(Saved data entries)
----
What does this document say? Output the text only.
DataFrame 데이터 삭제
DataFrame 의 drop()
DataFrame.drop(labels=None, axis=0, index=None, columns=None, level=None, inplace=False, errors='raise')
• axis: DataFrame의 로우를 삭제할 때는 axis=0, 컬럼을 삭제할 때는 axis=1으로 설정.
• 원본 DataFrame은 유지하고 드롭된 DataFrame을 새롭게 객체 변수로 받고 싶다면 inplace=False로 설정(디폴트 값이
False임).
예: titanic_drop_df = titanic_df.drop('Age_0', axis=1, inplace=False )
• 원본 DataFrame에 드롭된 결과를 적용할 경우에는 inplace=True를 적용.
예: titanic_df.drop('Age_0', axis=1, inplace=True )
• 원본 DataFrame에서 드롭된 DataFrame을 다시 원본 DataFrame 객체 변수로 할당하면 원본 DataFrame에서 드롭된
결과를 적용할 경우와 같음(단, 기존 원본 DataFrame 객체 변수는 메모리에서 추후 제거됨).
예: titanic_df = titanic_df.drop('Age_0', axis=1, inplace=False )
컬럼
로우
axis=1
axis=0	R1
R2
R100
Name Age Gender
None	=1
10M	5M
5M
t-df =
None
----
Copy out all of the data exactly, leaving nothing out.

What does this document say? Output the text only.
DataFrame 데이터 삭제
DataFrame 의 drop()
DataFrame.drop(labels=None, axis=0, index=None, columns=None, level=None, inplace=False, errors='raise')
• axis: DataFrame의 로우를 삭제할 때는 axis=0, 컬럼을 삭제할 때는 axis=1으로 설정.
• 원본 DataFrame은 유지하고 드롭된 DataFrame을 새롭게 객체 변수로 받고 싶다면 inplace=False로 설정(디폴트 값이
False임).
예: titanic_drop_df = titanic_df.drop('Age_0', axis=1, inplace=False )
• 원본 DataFrame에 드롭된 결과를 적용할 경우에는 inplace=True를 적용.
예: titanic_df.drop('Age_0', axis=1, inplace=True )
• 원본 DataFrame에서 드롭된 DataFrame을 다시 원본 DataFrame 객체 변수로 할당하면 원본 DataFrame에서 드롭된
결과를 적용할 경우와 같음(단, 기존 원본 DataFrame 객체 변수는 메모리에서 추후 제거됨).
예: titanic_df = titanic_df.drop('Age_0', axis=1, inplace=False )
컬럼
로우
axis=1
axis=0	R1
R2
R100
Name Age Gender
None	=1
10M	5M
5M
t-df =
None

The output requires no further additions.